What is being asked>
Copy out lines with the word "Predicted" from the material that follows.
## Begin Given information
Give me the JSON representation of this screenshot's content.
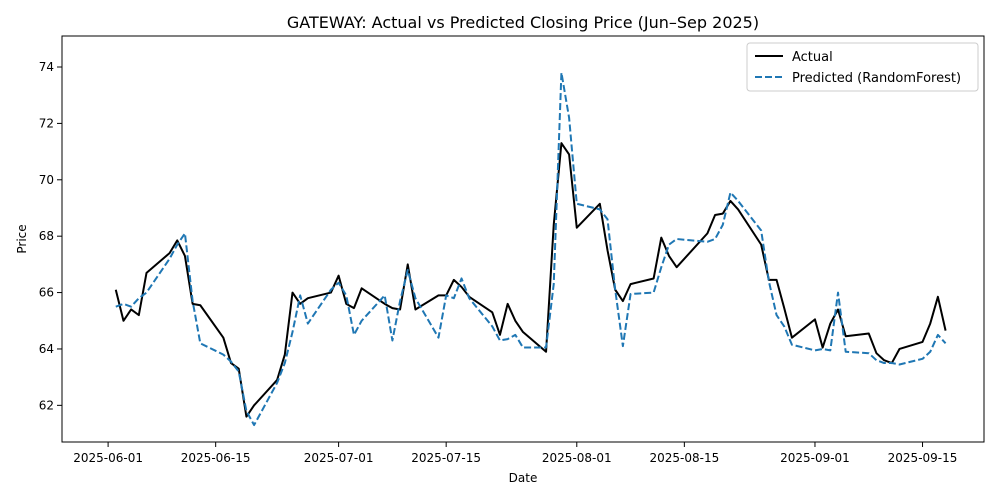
{
  "chart_data": {
    "type": "line",
    "title": "GATEWAY: Actual vs Predicted Closing Price (Jun–Sep 2025)",
    "xlabel": "Date",
    "ylabel": "Price",
    "xlim": [
      "2025-05-26",
      "2025-09-23"
    ],
    "ylim": [
      60.7,
      75.1
    ],
    "x_ticks": [
      "2025-06-01",
      "2025-06-15",
      "2025-07-01",
      "2025-07-15",
      "2025-08-01",
      "2025-08-15",
      "2025-09-01",
      "2025-09-15"
    ],
    "y_ticks": [
      62,
      64,
      66,
      68,
      70,
      72,
      74
    ],
    "grid": false,
    "legend_position": "top-right",
    "series": [
      {
        "name": "Actual",
        "color": "#000000",
        "style": "solid",
        "points": [
          [
            "2025-06-02",
            66.1
          ],
          [
            "2025-06-03",
            65.0
          ],
          [
            "2025-06-04",
            65.4
          ],
          [
            "2025-06-05",
            65.2
          ],
          [
            "2025-06-06",
            66.7
          ],
          [
            "2025-06-09",
            67.4
          ],
          [
            "2025-06-10",
            67.85
          ],
          [
            "2025-06-11",
            67.3
          ],
          [
            "2025-06-12",
            65.6
          ],
          [
            "2025-06-13",
            65.55
          ],
          [
            "2025-06-16",
            64.4
          ],
          [
            "2025-06-17",
            63.5
          ],
          [
            "2025-06-18",
            63.3
          ],
          [
            "2025-06-19",
            61.6
          ],
          [
            "2025-06-20",
            62.0
          ],
          [
            "2025-06-23",
            62.9
          ],
          [
            "2025-06-24",
            63.8
          ],
          [
            "2025-06-25",
            66.0
          ],
          [
            "2025-06-26",
            65.6
          ],
          [
            "2025-06-27",
            65.8
          ],
          [
            "2025-06-30",
            66.0
          ],
          [
            "2025-07-01",
            66.6
          ],
          [
            "2025-07-02",
            65.6
          ],
          [
            "2025-07-03",
            65.45
          ],
          [
            "2025-07-04",
            66.15
          ],
          [
            "2025-07-07",
            65.6
          ],
          [
            "2025-07-08",
            65.45
          ],
          [
            "2025-07-09",
            65.4
          ],
          [
            "2025-07-10",
            67.0
          ],
          [
            "2025-07-11",
            65.4
          ],
          [
            "2025-07-14",
            65.9
          ],
          [
            "2025-07-15",
            65.9
          ],
          [
            "2025-07-16",
            66.45
          ],
          [
            "2025-07-17",
            66.2
          ],
          [
            "2025-07-18",
            65.85
          ],
          [
            "2025-07-21",
            65.3
          ],
          [
            "2025-07-22",
            64.5
          ],
          [
            "2025-07-23",
            65.6
          ],
          [
            "2025-07-24",
            65.0
          ],
          [
            "2025-07-25",
            64.6
          ],
          [
            "2025-07-28",
            63.9
          ],
          [
            "2025-07-29",
            68.4
          ],
          [
            "2025-07-30",
            71.3
          ],
          [
            "2025-07-31",
            70.9
          ],
          [
            "2025-08-01",
            68.3
          ],
          [
            "2025-08-04",
            69.15
          ],
          [
            "2025-08-05",
            67.5
          ],
          [
            "2025-08-06",
            66.1
          ],
          [
            "2025-08-07",
            65.7
          ],
          [
            "2025-08-08",
            66.3
          ],
          [
            "2025-08-11",
            66.5
          ],
          [
            "2025-08-12",
            67.95
          ],
          [
            "2025-08-13",
            67.3
          ],
          [
            "2025-08-14",
            66.9
          ],
          [
            "2025-08-18",
            68.1
          ],
          [
            "2025-08-19",
            68.75
          ],
          [
            "2025-08-20",
            68.8
          ],
          [
            "2025-08-21",
            69.25
          ],
          [
            "2025-08-22",
            68.95
          ],
          [
            "2025-08-25",
            67.7
          ],
          [
            "2025-08-26",
            66.45
          ],
          [
            "2025-08-27",
            66.45
          ],
          [
            "2025-08-28",
            65.45
          ],
          [
            "2025-08-29",
            64.4
          ],
          [
            "2025-09-01",
            65.05
          ],
          [
            "2025-09-02",
            64.05
          ],
          [
            "2025-09-03",
            64.9
          ],
          [
            "2025-09-04",
            65.4
          ],
          [
            "2025-09-05",
            64.45
          ],
          [
            "2025-09-08",
            64.55
          ],
          [
            "2025-09-09",
            63.85
          ],
          [
            "2025-09-10",
            63.6
          ],
          [
            "2025-09-11",
            63.5
          ],
          [
            "2025-09-12",
            64.0
          ],
          [
            "2025-09-15",
            64.25
          ],
          [
            "2025-09-16",
            64.9
          ],
          [
            "2025-09-17",
            65.85
          ],
          [
            "2025-09-18",
            64.65
          ]
        ]
      },
      {
        "name": "Predicted (RandomForest)",
        "color": "#1f77b4",
        "style": "dashed",
        "points": [
          [
            "2025-06-02",
            65.5
          ],
          [
            "2025-06-03",
            65.6
          ],
          [
            "2025-06-04",
            65.5
          ],
          [
            "2025-06-05",
            65.8
          ],
          [
            "2025-06-06",
            66.0
          ],
          [
            "2025-06-09",
            67.2
          ],
          [
            "2025-06-10",
            67.7
          ],
          [
            "2025-06-11",
            68.1
          ],
          [
            "2025-06-12",
            65.7
          ],
          [
            "2025-06-13",
            64.2
          ],
          [
            "2025-06-16",
            63.8
          ],
          [
            "2025-06-17",
            63.55
          ],
          [
            "2025-06-18",
            63.2
          ],
          [
            "2025-06-19",
            61.8
          ],
          [
            "2025-06-20",
            61.3
          ],
          [
            "2025-06-23",
            62.8
          ],
          [
            "2025-06-24",
            63.5
          ],
          [
            "2025-06-25",
            64.6
          ],
          [
            "2025-06-26",
            65.9
          ],
          [
            "2025-06-27",
            64.9
          ],
          [
            "2025-06-30",
            66.1
          ],
          [
            "2025-07-01",
            66.35
          ],
          [
            "2025-07-02",
            65.9
          ],
          [
            "2025-07-03",
            64.5
          ],
          [
            "2025-07-04",
            65.0
          ],
          [
            "2025-07-07",
            65.9
          ],
          [
            "2025-07-08",
            64.3
          ],
          [
            "2025-07-09",
            65.7
          ],
          [
            "2025-07-10",
            66.8
          ],
          [
            "2025-07-11",
            65.8
          ],
          [
            "2025-07-14",
            64.4
          ],
          [
            "2025-07-15",
            65.9
          ],
          [
            "2025-07-16",
            65.8
          ],
          [
            "2025-07-17",
            66.5
          ],
          [
            "2025-07-18",
            65.8
          ],
          [
            "2025-07-21",
            64.8
          ],
          [
            "2025-07-22",
            64.3
          ],
          [
            "2025-07-23",
            64.35
          ],
          [
            "2025-07-24",
            64.5
          ],
          [
            "2025-07-25",
            64.05
          ],
          [
            "2025-07-28",
            64.05
          ],
          [
            "2025-07-29",
            66.3
          ],
          [
            "2025-07-30",
            73.8
          ],
          [
            "2025-07-31",
            72.2
          ],
          [
            "2025-08-01",
            69.15
          ],
          [
            "2025-08-04",
            68.95
          ],
          [
            "2025-08-05",
            68.6
          ],
          [
            "2025-08-06",
            66.1
          ],
          [
            "2025-08-07",
            64.1
          ],
          [
            "2025-08-08",
            65.95
          ],
          [
            "2025-08-11",
            66.0
          ],
          [
            "2025-08-12",
            66.9
          ],
          [
            "2025-08-13",
            67.7
          ],
          [
            "2025-08-14",
            67.9
          ],
          [
            "2025-08-18",
            67.8
          ],
          [
            "2025-08-19",
            67.9
          ],
          [
            "2025-08-20",
            68.4
          ],
          [
            "2025-08-21",
            69.55
          ],
          [
            "2025-08-22",
            69.25
          ],
          [
            "2025-08-25",
            68.2
          ],
          [
            "2025-08-26",
            66.4
          ],
          [
            "2025-08-27",
            65.2
          ],
          [
            "2025-08-28",
            64.8
          ],
          [
            "2025-08-29",
            64.15
          ],
          [
            "2025-09-01",
            63.95
          ],
          [
            "2025-09-02",
            64.0
          ],
          [
            "2025-09-03",
            63.95
          ],
          [
            "2025-09-04",
            66.0
          ],
          [
            "2025-09-05",
            63.9
          ],
          [
            "2025-09-08",
            63.85
          ],
          [
            "2025-09-09",
            63.6
          ],
          [
            "2025-09-10",
            63.5
          ],
          [
            "2025-09-11",
            63.5
          ],
          [
            "2025-09-12",
            63.45
          ],
          [
            "2025-09-15",
            63.65
          ],
          [
            "2025-09-16",
            63.9
          ],
          [
            "2025-09-17",
            64.5
          ],
          [
            "2025-09-18",
            64.2
          ]
        ]
      }
    ]
  }
}
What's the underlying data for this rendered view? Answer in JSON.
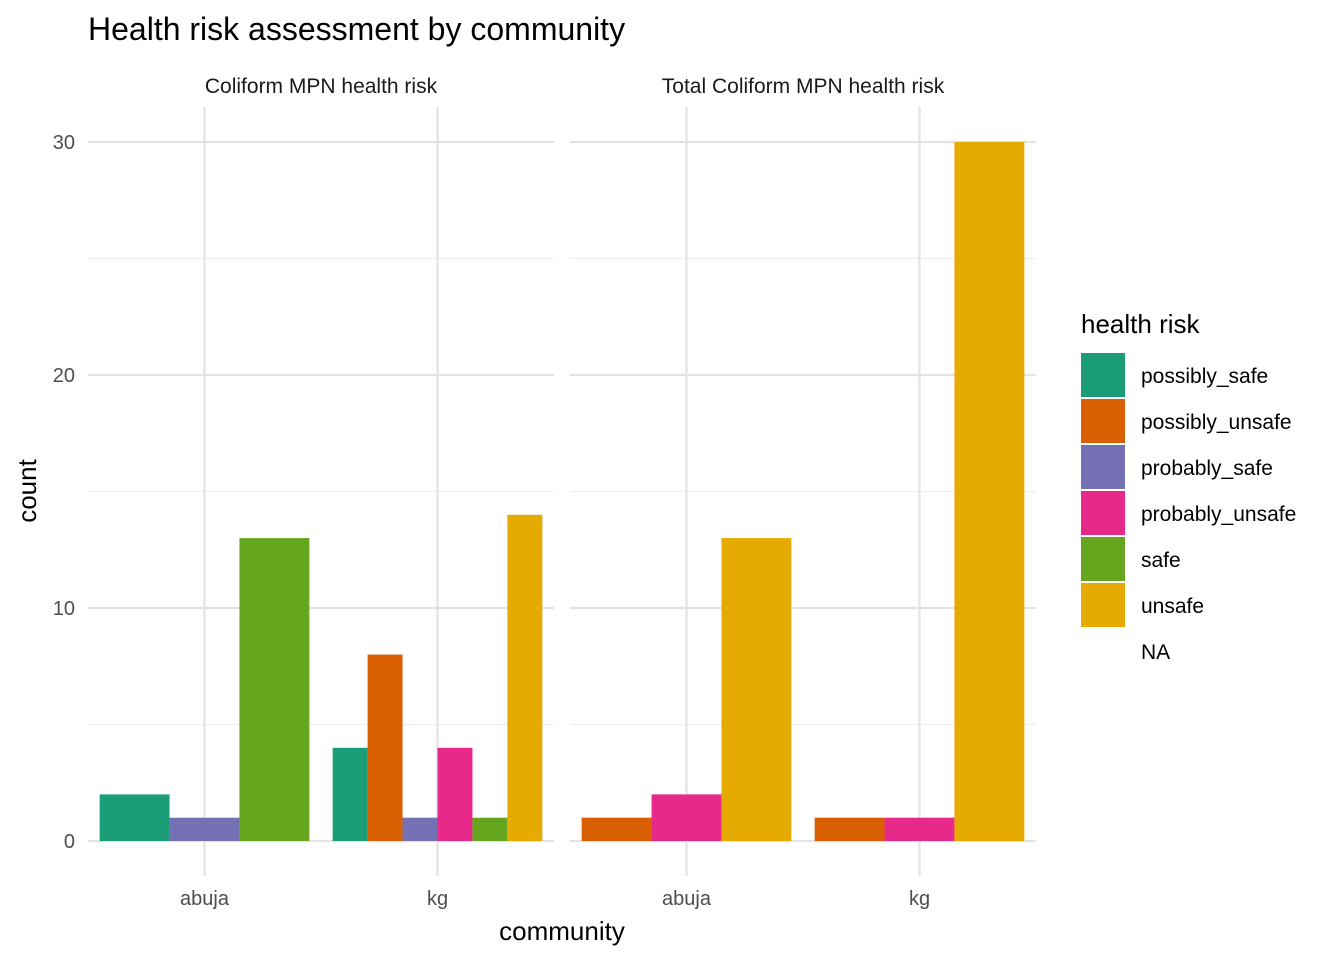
{
  "chart_data": {
    "type": "bar",
    "title": "Health risk assessment by community",
    "xlabel": "community",
    "ylabel": "count",
    "ylim": [
      0,
      30
    ],
    "yticks": [
      0,
      10,
      20,
      30
    ],
    "categories": [
      "abuja",
      "kg"
    ],
    "grid": true,
    "legend": {
      "title": "health risk",
      "placement": "right",
      "entries": [
        {
          "name": "possibly_safe",
          "color": "#1B9E77"
        },
        {
          "name": "possibly_unsafe",
          "color": "#D95F02"
        },
        {
          "name": "probably_safe",
          "color": "#7570B3"
        },
        {
          "name": "probably_unsafe",
          "color": "#E7298A"
        },
        {
          "name": "safe",
          "color": "#66A61E"
        },
        {
          "name": "unsafe",
          "color": "#E6AB02"
        },
        {
          "name": "NA",
          "color": ""
        }
      ]
    },
    "panels": [
      {
        "title": "Coliform MPN health risk",
        "groups": [
          {
            "category": "abuja",
            "bars": [
              {
                "level": "possibly_safe",
                "value": 2
              },
              {
                "level": "probably_safe",
                "value": 1
              },
              {
                "level": "safe",
                "value": 13
              }
            ]
          },
          {
            "category": "kg",
            "bars": [
              {
                "level": "possibly_safe",
                "value": 4
              },
              {
                "level": "possibly_unsafe",
                "value": 8
              },
              {
                "level": "probably_safe",
                "value": 1
              },
              {
                "level": "probably_unsafe",
                "value": 4
              },
              {
                "level": "safe",
                "value": 1
              },
              {
                "level": "unsafe",
                "value": 14
              }
            ]
          }
        ]
      },
      {
        "title": "Total Coliform MPN health risk",
        "groups": [
          {
            "category": "abuja",
            "bars": [
              {
                "level": "possibly_unsafe",
                "value": 1
              },
              {
                "level": "probably_unsafe",
                "value": 2
              },
              {
                "level": "unsafe",
                "value": 13
              }
            ]
          },
          {
            "category": "kg",
            "bars": [
              {
                "level": "possibly_unsafe",
                "value": 1
              },
              {
                "level": "probably_unsafe",
                "value": 1
              },
              {
                "level": "unsafe",
                "value": 30
              }
            ]
          }
        ]
      }
    ]
  }
}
## End Given information
Reply>
    "title": "GATEWAY: Actual vs Predicted Closing Price (Jun–Sep 2025)",
        "name": "Predicted (RandomForest)",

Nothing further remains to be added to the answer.